**Extracted data entries**
******
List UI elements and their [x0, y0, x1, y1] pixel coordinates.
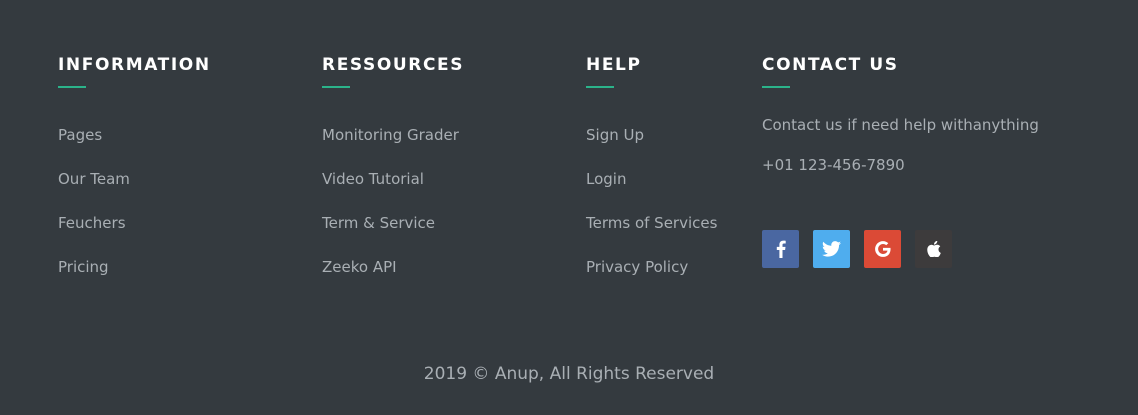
list-item: Monitoring Grader — [322, 125, 464, 169]
footer-link-monitoring-grader[interactable]: Monitoring Grader — [322, 126, 459, 144]
apple-button[interactable] — [915, 230, 952, 268]
contact-phone: +01 123-456-7890 — [762, 156, 905, 174]
list-item: Terms of Services — [586, 213, 717, 257]
footer-link-feuchers[interactable]: Feuchers — [58, 214, 126, 232]
twitter-button[interactable] — [813, 230, 850, 268]
footer-link-pages[interactable]: Pages — [58, 126, 102, 144]
footer-link-sign-up[interactable]: Sign Up — [586, 126, 644, 144]
google-icon — [874, 240, 892, 258]
list-item: Feuchers — [58, 213, 211, 257]
facebook-icon — [776, 240, 786, 258]
footer-link-pricing[interactable]: Pricing — [58, 258, 109, 276]
title-underline — [762, 86, 790, 88]
footer-link-video-tutorial[interactable]: Video Tutorial — [322, 170, 424, 188]
link-list: Monitoring Grader Video Tutorial Term & … — [322, 125, 464, 301]
apple-icon — [926, 241, 941, 257]
title-underline — [586, 86, 614, 88]
footer-column-resources: RESSOURCES Monitoring Grader Video Tutor… — [322, 54, 464, 301]
footer-link-terms-of-services[interactable]: Terms of Services — [586, 214, 717, 232]
contact-text: Contact us if need help withanything — [762, 116, 1039, 134]
social-links — [762, 230, 952, 268]
facebook-button[interactable] — [762, 230, 799, 268]
list-item: Pricing — [58, 257, 211, 301]
list-item: Our Team — [58, 169, 211, 213]
footer-column-information: INFORMATION Pages Our Team Feuchers Pric… — [58, 54, 211, 301]
footer-link-our-team[interactable]: Our Team — [58, 170, 130, 188]
list-item: Login — [586, 169, 717, 213]
footer-link-zeeko-api[interactable]: Zeeko API — [322, 258, 397, 276]
list-item: Sign Up — [586, 125, 717, 169]
list-item: Privacy Policy — [586, 257, 717, 301]
column-title: RESSOURCES — [322, 55, 465, 75]
column-title: HELP — [586, 55, 642, 75]
footer-link-term-service[interactable]: Term & Service — [322, 214, 435, 232]
footer-column-contact: CONTACT US Contact us if need help witha… — [762, 54, 1039, 175]
copyright-text: 2019 © Anup, All Rights Reserved — [423, 364, 715, 384]
title-underline — [58, 86, 86, 88]
footer-column-help: HELP Sign Up Login Terms of Services Pri… — [586, 54, 717, 301]
list-item: Zeeko API — [322, 257, 464, 301]
footer-link-login[interactable]: Login — [586, 170, 626, 188]
google-button[interactable] — [864, 230, 901, 268]
link-list: Sign Up Login Terms of Services Privacy … — [586, 125, 717, 301]
link-list: Pages Our Team Feuchers Pricing — [58, 125, 211, 301]
column-title: CONTACT US — [762, 55, 899, 75]
footer: INFORMATION Pages Our Team Feuchers Pric… — [0, 0, 1138, 415]
list-item: Video Tutorial — [322, 169, 464, 213]
list-item: Term & Service — [322, 213, 464, 257]
column-title: INFORMATION — [58, 55, 211, 75]
footer-link-privacy-policy[interactable]: Privacy Policy — [586, 258, 688, 276]
twitter-icon — [822, 241, 841, 257]
list-item: Pages — [58, 125, 211, 169]
title-underline — [322, 86, 350, 88]
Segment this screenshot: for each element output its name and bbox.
******
**Task instructions**
Print again, unchanged, the lines from the one containing "list-item: Monitoring Grader" through the one containing "title-underline — [762, 86, 790, 88]", including both of those lines.

**Expected answer**
list-item: Monitoring Grader — [322, 125, 464, 169]
footer-link-monitoring-grader[interactable]: Monitoring Grader — [322, 126, 459, 144]
apple-button[interactable] — [915, 230, 952, 268]
contact-phone: +01 123-456-7890 — [762, 156, 905, 174]
list-item: Terms of Services — [586, 213, 717, 257]
footer-link-feuchers[interactable]: Feuchers — [58, 214, 126, 232]
twitter-button[interactable] — [813, 230, 850, 268]
footer-link-pages[interactable]: Pages — [58, 126, 102, 144]
footer-link-sign-up[interactable]: Sign Up — [586, 126, 644, 144]
google-icon — [874, 240, 892, 258]
list-item: Feuchers — [58, 213, 211, 257]
facebook-icon — [776, 240, 786, 258]
footer-link-pricing[interactable]: Pricing — [58, 258, 109, 276]
title-underline — [762, 86, 790, 88]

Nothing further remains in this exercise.